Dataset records
━━━━

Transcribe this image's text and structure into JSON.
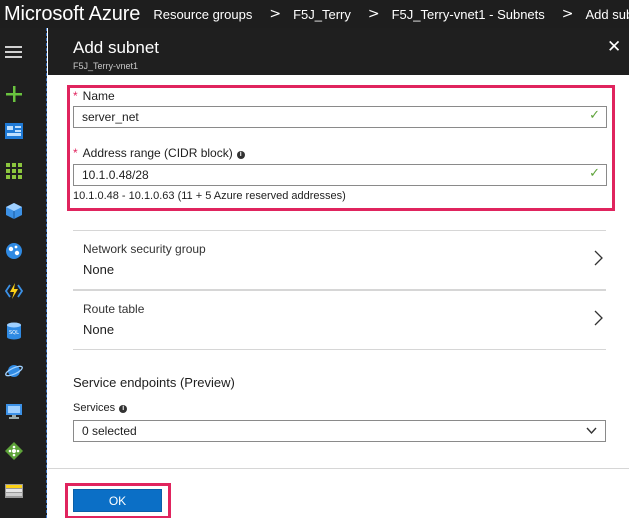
{
  "topbar": {
    "brand": "Microsoft Azure",
    "breadcrumbs": [
      "Resource groups",
      "F5J_Terry",
      "F5J_Terry-vnet1 - Subnets",
      "Add subnet"
    ],
    "separator": ">"
  },
  "leftnav": {
    "icons": [
      "menu-icon",
      "create-resource-icon",
      "dashboard-icon",
      "all-services-icon",
      "resource-groups-icon",
      "app-services-icon",
      "function-apps-icon",
      "sql-databases-icon",
      "cosmos-db-icon",
      "virtual-machines-icon",
      "load-balancers-icon",
      "storage-accounts-icon"
    ]
  },
  "blade": {
    "title": "Add subnet",
    "subtitle": "F5J_Terry-vnet1",
    "close_glyph": "✕",
    "name_label": "Name",
    "name_value": "server_net",
    "required_mark": "*",
    "range_label": "Address range (CIDR block)",
    "info_glyph": "i",
    "range_value": "10.1.0.48/28",
    "range_hint": "10.1.0.48 - 10.1.0.63 (11 + 5 Azure reserved addresses)",
    "valid_glyph": "✓",
    "nsg_title": "Network security group",
    "nsg_value": "None",
    "route_title": "Route table",
    "route_value": "None",
    "service_endpoints_title": "Service endpoints (Preview)",
    "services_label": "Services",
    "services_value": "0 selected",
    "ok_label": "OK"
  },
  "colors": {
    "highlight": "#e0245e",
    "primary_button": "#0b6fc6",
    "valid_check": "#5ea33a",
    "topbar": "#1e1e1e"
  }
}
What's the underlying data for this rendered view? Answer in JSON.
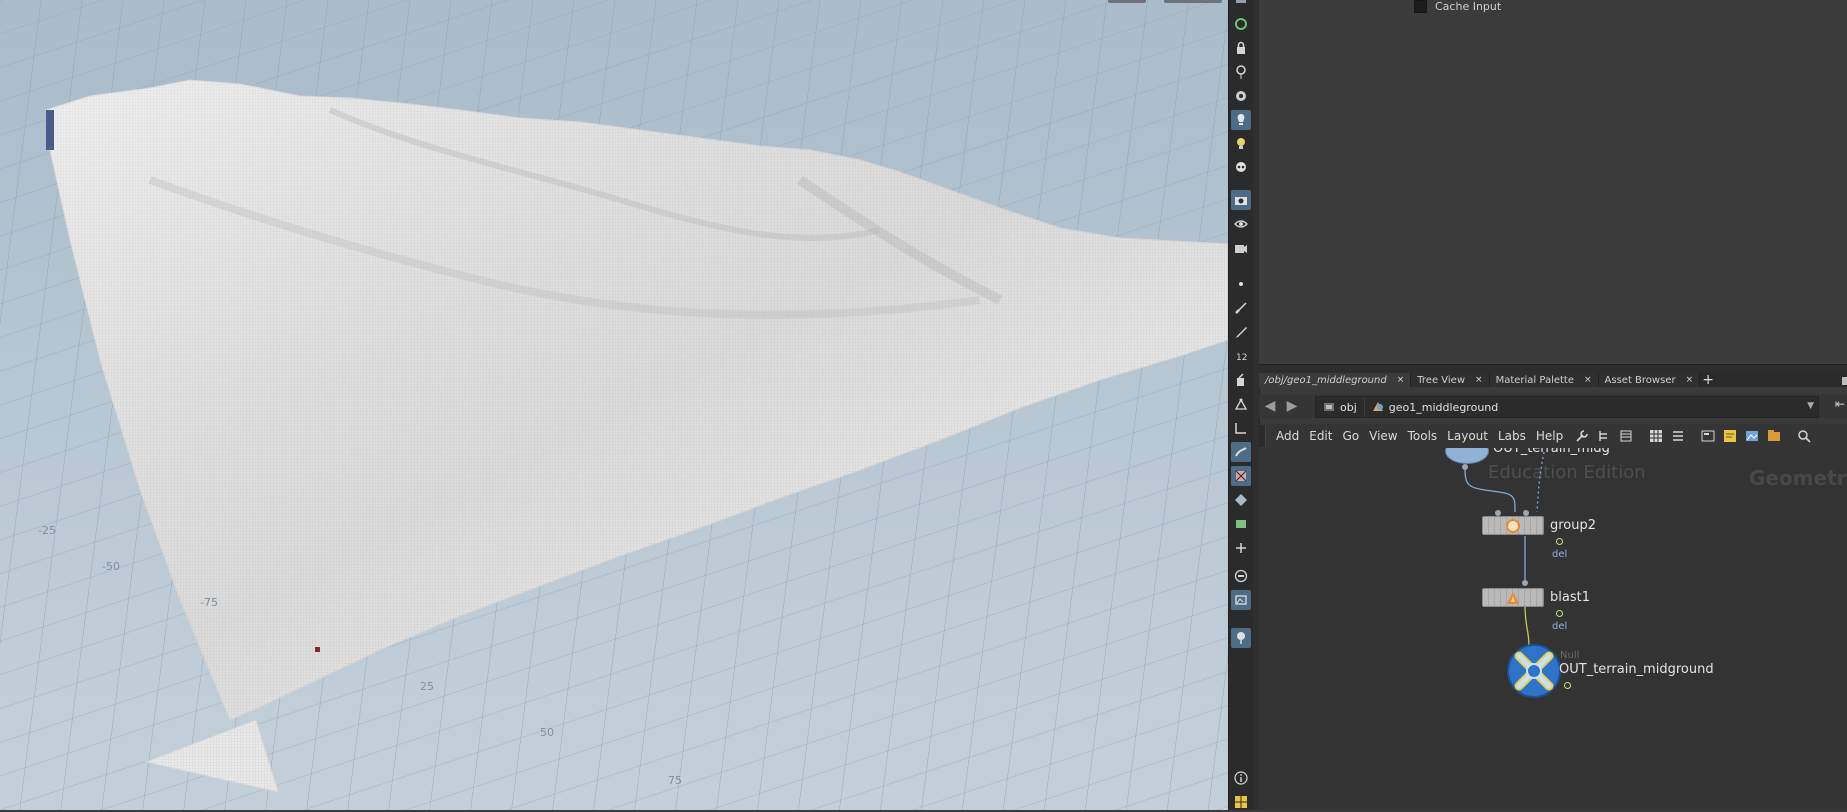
{
  "viewport": {
    "grid_labels": [
      "25",
      "50",
      "75",
      "-25",
      "-50",
      "-75"
    ]
  },
  "shelf": {
    "icons": [
      "select-icon",
      "view-icon",
      "lock-icon",
      "handle-icon",
      "snap-icon",
      "light-icon",
      "bulb-icon",
      "skull-icon",
      "camera-icon",
      "eye-icon",
      "render-icon",
      "point-icon",
      "brush-icon",
      "pen-icon",
      "number-icon",
      "paint-icon",
      "vertex-icon",
      "edge-icon",
      "sculpt-icon",
      "uv-icon",
      "shape-icon",
      "map-icon",
      "transform-icon",
      "layer-icon",
      "snapshot-icon",
      "pin-icon",
      "info-icon",
      "grid-icon"
    ]
  },
  "param_pane": {
    "cache_input_label": "Cache Input"
  },
  "tabs": [
    {
      "label": "/obj/geo1_middleground",
      "active": true
    },
    {
      "label": "Tree View",
      "active": false
    },
    {
      "label": "Material Palette",
      "active": false
    },
    {
      "label": "Asset Browser",
      "active": false
    }
  ],
  "tab_close_glyph": "×",
  "tab_add_glyph": "+",
  "pathbar": {
    "segments": [
      "obj",
      "geo1_middleground"
    ]
  },
  "menubar": {
    "items": [
      "Add",
      "Edit",
      "Go",
      "View",
      "Tools",
      "Layout",
      "Labs",
      "Help"
    ]
  },
  "network": {
    "watermark_edu": "Education Edition",
    "watermark_context": "Geometry",
    "top_node_label": "OUT_terrain_midg",
    "nodes": [
      {
        "name": "group2",
        "sub": "del"
      },
      {
        "name": "blast1",
        "sub": "del"
      },
      {
        "name": "OUT_terrain_midground",
        "type": "Null"
      }
    ]
  },
  "colors": {
    "accent": "#4d6d86",
    "wire": "#7fa9d6",
    "flag": "#c9e07a",
    "null_node": "#2f73c9"
  }
}
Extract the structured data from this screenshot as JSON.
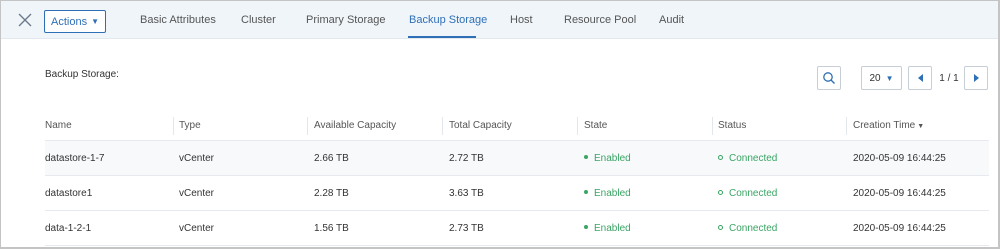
{
  "header": {
    "actions_label": "Actions",
    "tabs": [
      {
        "label": "Basic Attributes"
      },
      {
        "label": "Cluster"
      },
      {
        "label": "Primary Storage"
      },
      {
        "label": "Backup Storage",
        "active": true
      },
      {
        "label": "Host"
      },
      {
        "label": "Resource Pool"
      },
      {
        "label": "Audit"
      }
    ]
  },
  "section": {
    "label": "Backup Storage:"
  },
  "toolbar": {
    "search_icon": "search-icon",
    "page_size": "20",
    "page_indicator": "1 / 1"
  },
  "table": {
    "columns": [
      "Name",
      "Type",
      "Available Capacity",
      "Total Capacity",
      "State",
      "Status",
      "Creation Time"
    ],
    "rows": [
      {
        "name": "datastore-1-7",
        "type": "vCenter",
        "available": "2.66 TB",
        "total": "2.72 TB",
        "state": "Enabled",
        "status": "Connected",
        "created": "2020-05-09 16:44:25"
      },
      {
        "name": "datastore1",
        "type": "vCenter",
        "available": "2.28 TB",
        "total": "3.63 TB",
        "state": "Enabled",
        "status": "Connected",
        "created": "2020-05-09 16:44:25"
      },
      {
        "name": "data-1-2-1",
        "type": "vCenter",
        "available": "1.56 TB",
        "total": "2.73 TB",
        "state": "Enabled",
        "status": "Connected",
        "created": "2020-05-09 16:44:25"
      }
    ]
  },
  "colors": {
    "accent": "#2f6fb5",
    "success": "#3aa564",
    "header_bg": "#f0f5fa"
  }
}
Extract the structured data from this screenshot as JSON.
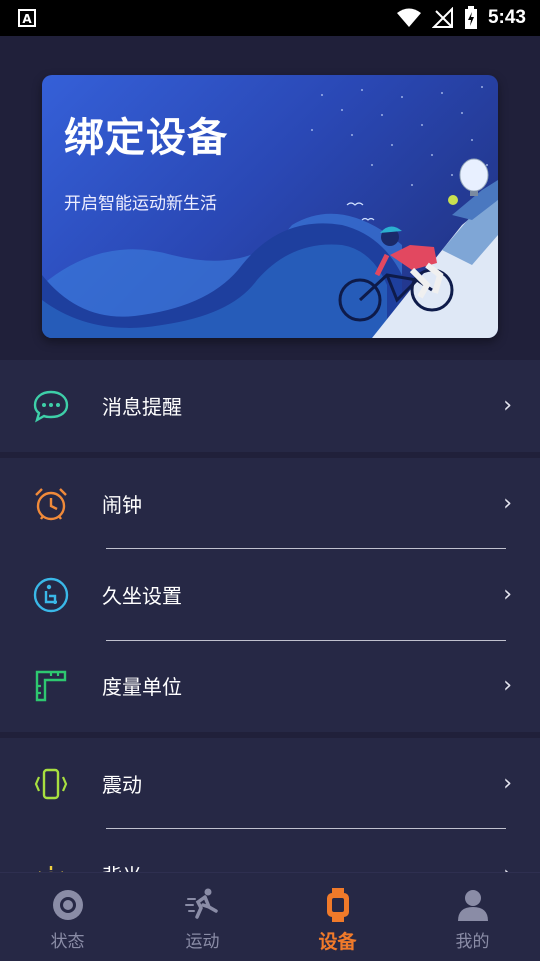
{
  "status_bar": {
    "time": "5:43"
  },
  "banner": {
    "title": "绑定设备",
    "subtitle": "开启智能运动新生活"
  },
  "menu": {
    "message_reminder": "消息提醒",
    "alarm": "闹钟",
    "sedentary": "久坐设置",
    "units": "度量单位",
    "vibration": "震动",
    "backlight": "背光",
    "chevron": "›"
  },
  "tabs": [
    {
      "label": "状态",
      "icon": "status-icon"
    },
    {
      "label": "运动",
      "icon": "running-icon"
    },
    {
      "label": "设备",
      "icon": "watch-icon",
      "active": true
    },
    {
      "label": "我的",
      "icon": "person-icon"
    }
  ],
  "colors": {
    "accent": "#f07a2a",
    "background": "#20203a",
    "panel": "#262845",
    "message_icon": "#3ecfa8",
    "alarm_icon": "#f08a3a",
    "sedentary_icon": "#3ab8e8",
    "units_icon": "#2ec870",
    "vibration_icon": "#a8e040"
  }
}
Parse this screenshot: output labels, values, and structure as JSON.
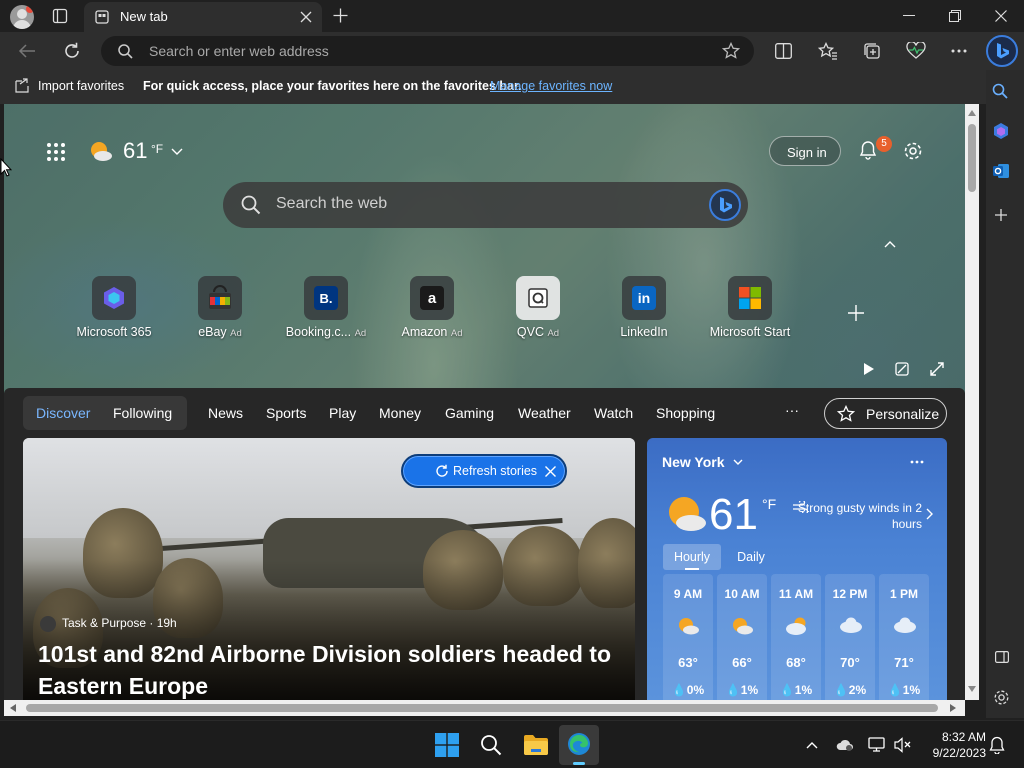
{
  "window": {
    "tab_title": "New tab"
  },
  "toolbar": {
    "address_placeholder": "Search or enter web address"
  },
  "favorites_bar": {
    "import_label": "Import favorites",
    "message": "For quick access, place your favorites here on the favorites bar.",
    "manage_link": "Manage favorites now"
  },
  "header": {
    "weather_temp": "61",
    "weather_unit": "°F",
    "sign_in": "Sign in",
    "notification_count": "5"
  },
  "search": {
    "placeholder": "Search the web"
  },
  "quick_links": [
    {
      "name": "Microsoft 365",
      "ad": "",
      "icon": "microsoft-365-icon"
    },
    {
      "name": "eBay",
      "ad": "Ad",
      "icon": "ebay-icon"
    },
    {
      "name": "Booking.c...",
      "ad": "Ad",
      "icon": "booking-icon"
    },
    {
      "name": "Amazon",
      "ad": "Ad",
      "icon": "amazon-icon"
    },
    {
      "name": "QVC",
      "ad": "Ad",
      "icon": "qvc-icon"
    },
    {
      "name": "LinkedIn",
      "ad": "",
      "icon": "linkedin-icon"
    },
    {
      "name": "Microsoft Start",
      "ad": "",
      "icon": "microsoft-start-icon"
    }
  ],
  "feed_nav": {
    "discover": "Discover",
    "following": "Following",
    "items": [
      "News",
      "Sports",
      "Play",
      "Money",
      "Gaming",
      "Weather",
      "Watch",
      "Shopping"
    ],
    "more": "···",
    "personalize": "Personalize"
  },
  "refresh": {
    "label": "Refresh stories"
  },
  "story": {
    "source": "Task & Purpose · 19h",
    "headline": "101st and 82nd Airborne Division soldiers headed to Eastern Europe"
  },
  "weather": {
    "city": "New York",
    "temp": "61",
    "unit": "°F",
    "alert": "Strong gusty winds in 2 hours",
    "tabs": [
      "Hourly",
      "Daily"
    ],
    "hourly": [
      {
        "time": "9 AM",
        "temp": "63°",
        "precip": "0%",
        "icon": "sun-cloud"
      },
      {
        "time": "10 AM",
        "temp": "66°",
        "precip": "1%",
        "icon": "sun-cloud"
      },
      {
        "time": "11 AM",
        "temp": "68°",
        "precip": "1%",
        "icon": "cloud-sun"
      },
      {
        "time": "12 PM",
        "temp": "70°",
        "precip": "2%",
        "icon": "cloud"
      },
      {
        "time": "1 PM",
        "temp": "71°",
        "precip": "1%",
        "icon": "cloud"
      }
    ]
  },
  "taskbar": {
    "time": "8:32 AM",
    "date": "9/22/2023"
  },
  "colors": {
    "accent": "#1a73e8",
    "link": "#6cb4ff",
    "weather_card": "#4a82d4",
    "notification_badge": "#e8602c"
  }
}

━━━━

Work out how many lines of the listing above include the word "Azure". Reply with nothing but the count.

2